**TASK DESCRIPTION**:
Locate all lines with the word "scrolling". Copy them.

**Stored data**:
- - - -
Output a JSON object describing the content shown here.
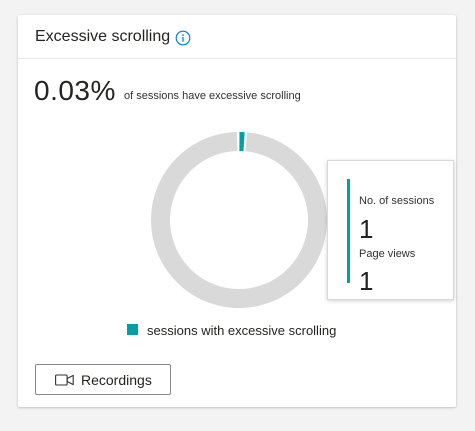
{
  "card": {
    "title": "Excessive scrolling",
    "info_icon": "info-icon"
  },
  "metric": {
    "value": "0.03%",
    "description": "of sessions have excessive scrolling"
  },
  "chart_data": {
    "type": "pie",
    "style": "donut",
    "slices": [
      {
        "label": "sessions with excessive scrolling",
        "value": 0.03,
        "color": "#00a0a8"
      },
      {
        "label": "",
        "value": 99.97,
        "color": "#d9d9d9"
      }
    ],
    "legend": [
      "sessions with excessive scrolling"
    ],
    "legend_placement": "bottom"
  },
  "tooltip": {
    "sessions_label": "No. of sessions",
    "sessions_value": "1",
    "pageviews_label": "Page views",
    "pageviews_value": "1",
    "accent_color": "#00a0a8"
  },
  "legend": {
    "label": "sessions with excessive scrolling",
    "color": "#00a0a8"
  },
  "actions": {
    "recordings_label": "Recordings",
    "recordings_icon": "video-camera-icon"
  }
}
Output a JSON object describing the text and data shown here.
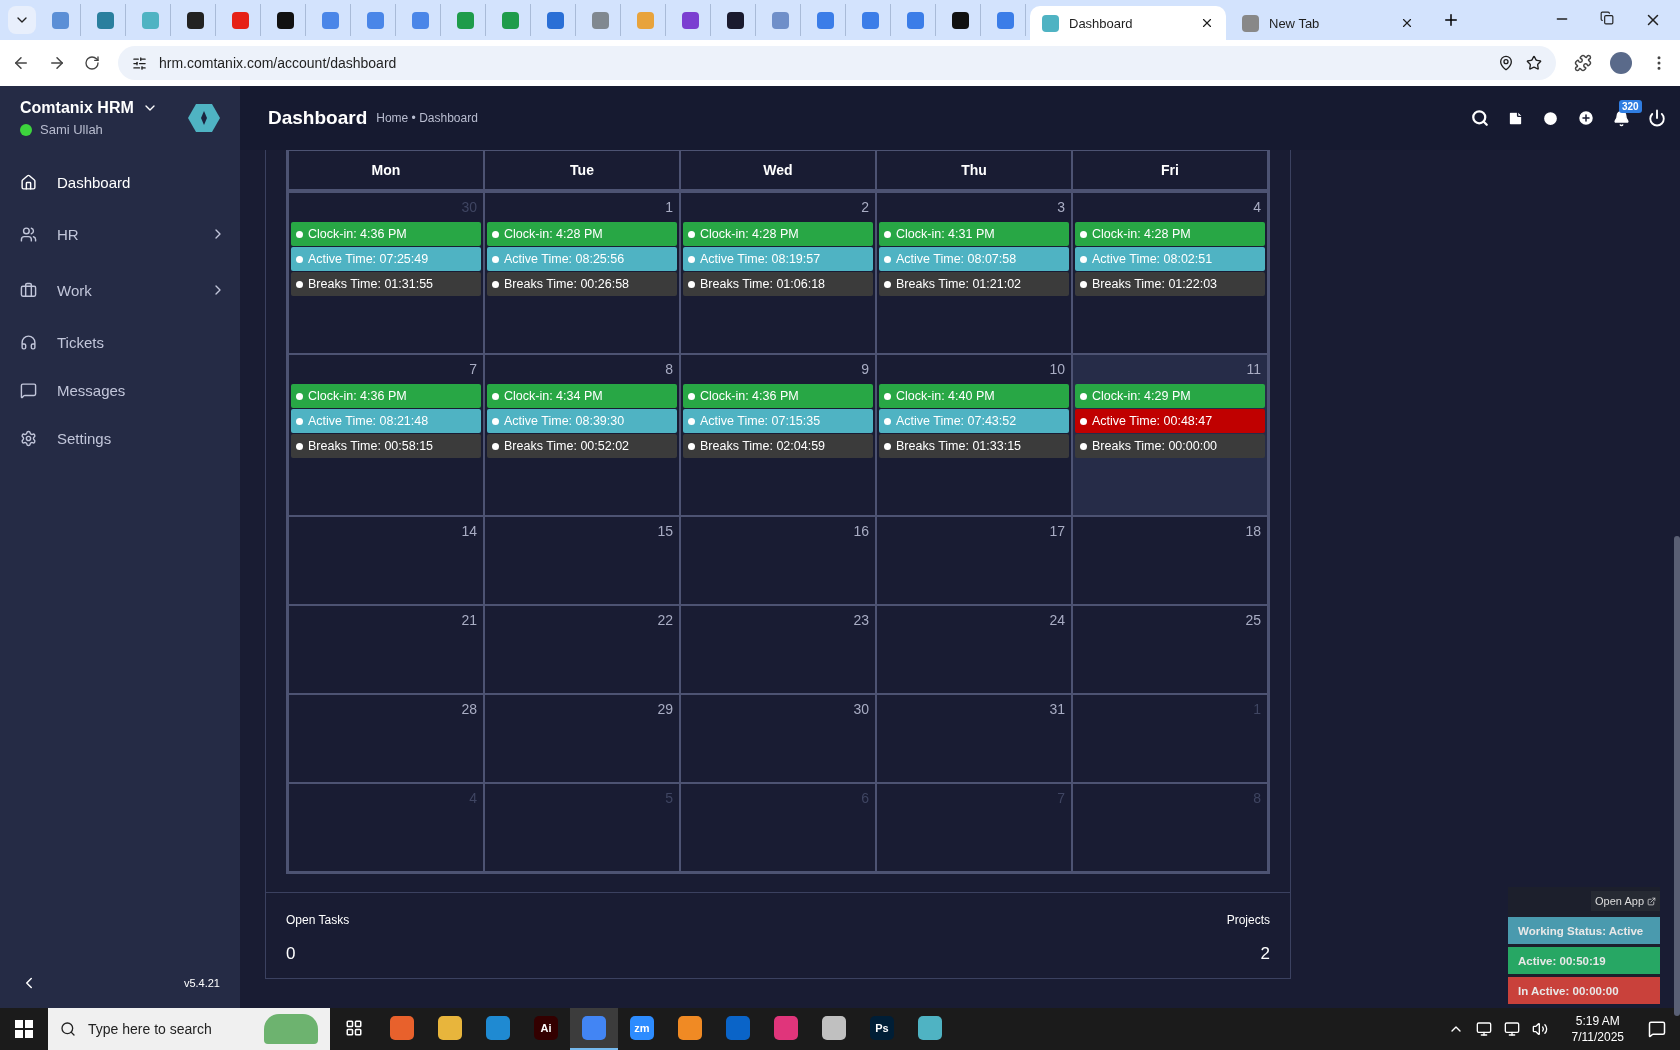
- - - -
**WRITTEN ANSWER**:
    "title": "Excessive scrolling",
    "description": "of sessions have excessive scrolling"
        "label": "sessions with excessive scrolling",
      "sessions with excessive scrolling"
    "label": "sessions with excessive scrolling",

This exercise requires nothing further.